Problem requirements.
Restate all of the data exactly.
========================
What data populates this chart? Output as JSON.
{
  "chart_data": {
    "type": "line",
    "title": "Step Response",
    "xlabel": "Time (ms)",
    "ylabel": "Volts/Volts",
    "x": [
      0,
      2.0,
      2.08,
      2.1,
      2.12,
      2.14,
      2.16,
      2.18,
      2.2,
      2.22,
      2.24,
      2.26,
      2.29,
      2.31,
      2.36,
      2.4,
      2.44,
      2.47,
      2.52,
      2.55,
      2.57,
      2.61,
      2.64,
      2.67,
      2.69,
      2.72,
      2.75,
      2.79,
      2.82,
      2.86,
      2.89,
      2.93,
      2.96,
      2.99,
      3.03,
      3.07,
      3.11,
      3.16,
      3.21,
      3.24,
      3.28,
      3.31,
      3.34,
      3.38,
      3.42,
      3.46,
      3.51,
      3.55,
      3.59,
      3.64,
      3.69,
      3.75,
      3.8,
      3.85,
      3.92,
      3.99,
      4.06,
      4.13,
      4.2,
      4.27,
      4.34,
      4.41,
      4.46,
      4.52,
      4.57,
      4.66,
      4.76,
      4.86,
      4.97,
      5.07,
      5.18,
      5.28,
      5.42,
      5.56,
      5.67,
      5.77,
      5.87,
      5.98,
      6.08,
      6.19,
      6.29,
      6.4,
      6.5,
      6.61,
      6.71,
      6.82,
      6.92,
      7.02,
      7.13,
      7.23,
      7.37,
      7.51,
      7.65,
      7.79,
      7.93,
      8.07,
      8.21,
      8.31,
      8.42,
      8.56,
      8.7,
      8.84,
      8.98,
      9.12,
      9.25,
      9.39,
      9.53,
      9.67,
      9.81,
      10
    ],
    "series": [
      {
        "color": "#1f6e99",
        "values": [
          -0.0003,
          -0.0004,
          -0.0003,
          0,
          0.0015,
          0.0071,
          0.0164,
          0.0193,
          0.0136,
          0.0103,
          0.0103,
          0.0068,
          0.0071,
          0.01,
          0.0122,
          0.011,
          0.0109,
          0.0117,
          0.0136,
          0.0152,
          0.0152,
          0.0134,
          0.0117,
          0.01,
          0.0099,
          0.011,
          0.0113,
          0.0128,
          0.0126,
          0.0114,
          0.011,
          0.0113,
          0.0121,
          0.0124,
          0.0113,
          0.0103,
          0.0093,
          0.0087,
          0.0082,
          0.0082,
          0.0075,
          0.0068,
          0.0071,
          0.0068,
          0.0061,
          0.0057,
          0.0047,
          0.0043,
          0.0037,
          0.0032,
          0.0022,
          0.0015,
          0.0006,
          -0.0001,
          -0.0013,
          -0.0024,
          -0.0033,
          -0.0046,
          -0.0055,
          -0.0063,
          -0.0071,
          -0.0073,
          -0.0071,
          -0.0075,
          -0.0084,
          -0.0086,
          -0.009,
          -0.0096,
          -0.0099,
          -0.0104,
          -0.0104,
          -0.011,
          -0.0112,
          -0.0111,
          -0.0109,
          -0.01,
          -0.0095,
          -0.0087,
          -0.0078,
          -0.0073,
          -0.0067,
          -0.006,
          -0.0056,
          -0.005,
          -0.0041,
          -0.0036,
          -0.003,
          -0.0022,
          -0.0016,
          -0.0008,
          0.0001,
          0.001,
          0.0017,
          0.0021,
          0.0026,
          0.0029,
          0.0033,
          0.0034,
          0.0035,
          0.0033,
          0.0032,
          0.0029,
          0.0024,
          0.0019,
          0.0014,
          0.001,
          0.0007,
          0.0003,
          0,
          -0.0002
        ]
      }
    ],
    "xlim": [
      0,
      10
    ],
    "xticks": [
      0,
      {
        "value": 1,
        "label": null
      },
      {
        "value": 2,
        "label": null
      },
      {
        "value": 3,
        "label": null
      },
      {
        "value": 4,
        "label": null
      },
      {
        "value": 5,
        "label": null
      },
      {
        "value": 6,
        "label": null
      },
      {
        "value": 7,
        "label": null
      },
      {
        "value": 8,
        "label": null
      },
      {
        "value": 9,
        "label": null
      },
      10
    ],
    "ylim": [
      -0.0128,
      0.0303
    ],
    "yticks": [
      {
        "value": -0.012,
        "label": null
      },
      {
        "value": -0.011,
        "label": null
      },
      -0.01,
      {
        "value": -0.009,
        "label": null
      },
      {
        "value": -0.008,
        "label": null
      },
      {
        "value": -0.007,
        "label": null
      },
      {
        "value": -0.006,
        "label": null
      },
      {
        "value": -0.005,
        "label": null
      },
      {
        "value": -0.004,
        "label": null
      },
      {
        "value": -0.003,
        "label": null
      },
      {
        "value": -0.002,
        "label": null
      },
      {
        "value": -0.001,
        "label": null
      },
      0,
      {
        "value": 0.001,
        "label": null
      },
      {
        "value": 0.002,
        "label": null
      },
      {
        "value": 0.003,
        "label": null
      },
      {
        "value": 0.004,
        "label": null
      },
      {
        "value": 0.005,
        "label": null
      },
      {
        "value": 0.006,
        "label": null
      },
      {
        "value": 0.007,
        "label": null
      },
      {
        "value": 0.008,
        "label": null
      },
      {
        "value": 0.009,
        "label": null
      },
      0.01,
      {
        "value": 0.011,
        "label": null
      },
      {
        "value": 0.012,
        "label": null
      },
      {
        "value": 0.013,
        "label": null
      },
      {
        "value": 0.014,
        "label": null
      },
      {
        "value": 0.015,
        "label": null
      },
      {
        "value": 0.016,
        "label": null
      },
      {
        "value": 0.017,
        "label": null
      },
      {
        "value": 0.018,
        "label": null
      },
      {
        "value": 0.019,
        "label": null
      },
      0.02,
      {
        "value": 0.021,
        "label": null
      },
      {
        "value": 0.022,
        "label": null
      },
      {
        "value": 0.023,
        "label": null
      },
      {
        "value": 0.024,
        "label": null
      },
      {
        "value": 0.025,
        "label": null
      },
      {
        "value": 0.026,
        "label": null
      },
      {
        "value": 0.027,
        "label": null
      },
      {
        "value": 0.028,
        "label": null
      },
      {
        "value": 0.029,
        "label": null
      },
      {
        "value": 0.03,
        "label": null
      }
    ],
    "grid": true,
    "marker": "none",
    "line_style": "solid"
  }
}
========================
In response.
What data populates this chart? Output as JSON.
{
  "chart_data": {
    "type": "line",
    "title": "Step Response",
    "xlabel": "Time (ms)",
    "ylabel": "Volts/Volts",
    "x": [
      0,
      2.0,
      2.08,
      2.1,
      2.12,
      2.14,
      2.16,
      2.18,
      2.2,
      2.22,
      2.24,
      2.26,
      2.29,
      2.31,
      2.36,
      2.4,
      2.44,
      2.47,
      2.52,
      2.55,
      2.57,
      2.61,
      2.64,
      2.67,
      2.69,
      2.72,
      2.75,
      2.79,
      2.82,
      2.86,
      2.89,
      2.93,
      2.96,
      2.99,
      3.03,
      3.07,
      3.11,
      3.16,
      3.21,
      3.24,
      3.28,
      3.31,
      3.34,
      3.38,
      3.42,
      3.46,
      3.51,
      3.55,
      3.59,
      3.64,
      3.69,
      3.75,
      3.8,
      3.85,
      3.92,
      3.99,
      4.06,
      4.13,
      4.2,
      4.27,
      4.34,
      4.41,
      4.46,
      4.52,
      4.57,
      4.66,
      4.76,
      4.86,
      4.97,
      5.07,
      5.18,
      5.28,
      5.42,
      5.56,
      5.67,
      5.77,
      5.87,
      5.98,
      6.08,
      6.19,
      6.29,
      6.4,
      6.5,
      6.61,
      6.71,
      6.82,
      6.92,
      7.02,
      7.13,
      7.23,
      7.37,
      7.51,
      7.65,
      7.79,
      7.93,
      8.07,
      8.21,
      8.31,
      8.42,
      8.56,
      8.7,
      8.84,
      8.98,
      9.12,
      9.25,
      9.39,
      9.53,
      9.67,
      9.81,
      10
    ],
    "series": [
      {
        "color": "#1f6e99",
        "values": [
          -0.0003,
          -0.0004,
          -0.0003,
          0,
          0.0015,
          0.0071,
          0.0164,
          0.0193,
          0.0136,
          0.0103,
          0.0103,
          0.0068,
          0.0071,
          0.01,
          0.0122,
          0.011,
          0.0109,
          0.0117,
          0.0136,
          0.0152,
          0.0152,
          0.0134,
          0.0117,
          0.01,
          0.0099,
          0.011,
          0.0113,
          0.0128,
          0.0126,
          0.0114,
          0.011,
          0.0113,
          0.0121,
          0.0124,
          0.0113,
          0.0103,
          0.0093,
          0.0087,
          0.0082,
          0.0082,
          0.0075,
          0.0068,
          0.0071,
          0.0068,
          0.0061,
          0.0057,
          0.0047,
          0.0043,
          0.0037,
          0.0032,
          0.0022,
          0.0015,
          0.0006,
          -0.0001,
          -0.0013,
          -0.0024,
          -0.0033,
          -0.0046,
          -0.0055,
          -0.0063,
          -0.0071,
          -0.0073,
          -0.0071,
          -0.0075,
          -0.0084,
          -0.0086,
          -0.009,
          -0.0096,
          -0.0099,
          -0.0104,
          -0.0104,
          -0.011,
          -0.0112,
          -0.0111,
          -0.0109,
          -0.01,
          -0.0095,
          -0.0087,
          -0.0078,
          -0.0073,
          -0.0067,
          -0.006,
          -0.0056,
          -0.005,
          -0.0041,
          -0.0036,
          -0.003,
          -0.0022,
          -0.0016,
          -0.0008,
          0.0001,
          0.001,
          0.0017,
          0.0021,
          0.0026,
          0.0029,
          0.0033,
          0.0034,
          0.0035,
          0.0033,
          0.0032,
          0.0029,
          0.0024,
          0.0019,
          0.0014,
          0.001,
          0.0007,
          0.0003,
          0,
          -0.0002
        ]
      }
    ],
    "xlim": [
      0,
      10
    ],
    "xticks": [
      0,
      {
        "value": 1,
        "label": null
      },
      {
        "value": 2,
        "label": null
      },
      {
        "value": 3,
        "label": null
      },
      {
        "value": 4,
        "label": null
      },
      {
        "value": 5,
        "label": null
      },
      {
        "value": 6,
        "label": null
      },
      {
        "value": 7,
        "label": null
      },
      {
        "value": 8,
        "label": null
      },
      {
        "value": 9,
        "label": null
      },
      10
    ],
    "ylim": [
      -0.0128,
      0.0303
    ],
    "yticks": [
      {
        "value": -0.012,
        "label": null
      },
      {
        "value": -0.011,
        "label": null
      },
      -0.01,
      {
        "value": -0.009,
        "label": null
      },
      {
        "value": -0.008,
        "label": null
      },
      {
        "value": -0.007,
        "label": null
      },
      {
        "value": -0.006,
        "label": null
      },
      {
        "value": -0.005,
        "label": null
      },
      {
        "value": -0.004,
        "label": null
      },
      {
        "value": -0.003,
        "label": null
      },
      {
        "value": -0.002,
        "label": null
      },
      {
        "value": -0.001,
        "label": null
      },
      0,
      {
        "value": 0.001,
        "label": null
      },
      {
        "value": 0.002,
        "label": null
      },
      {
        "value": 0.003,
        "label": null
      },
      {
        "value": 0.004,
        "label": null
      },
      {
        "value": 0.005,
        "label": null
      },
      {
        "value": 0.006,
        "label": null
      },
      {
        "value": 0.007,
        "label": null
      },
      {
        "value": 0.008,
        "label": null
      },
      {
        "value": 0.009,
        "label": null
      },
      0.01,
      {
        "value": 0.011,
        "label": null
      },
      {
        "value": 0.012,
        "label": null
      },
      {
        "value": 0.013,
        "label": null
      },
      {
        "value": 0.014,
        "label": null
      },
      {
        "value": 0.015,
        "label": null
      },
      {
        "value": 0.016,
        "label": null
      },
      {
        "value": 0.017,
        "label": null
      },
      {
        "value": 0.018,
        "label": null
      },
      {
        "value": 0.019,
        "label": null
      },
      0.02,
      {
        "value": 0.021,
        "label": null
      },
      {
        "value": 0.022,
        "label": null
      },
      {
        "value": 0.023,
        "label": null
      },
      {
        "value": 0.024,
        "label": null
      },
      {
        "value": 0.025,
        "label": null
      },
      {
        "value": 0.026,
        "label": null
      },
      {
        "value": 0.027,
        "label": null
      },
      {
        "value": 0.028,
        "label": null
      },
      {
        "value": 0.029,
        "label": null
      },
      {
        "value": 0.03,
        "label": null
      }
    ],
    "grid": true,
    "marker": "none",
    "line_style": "solid"
  }
}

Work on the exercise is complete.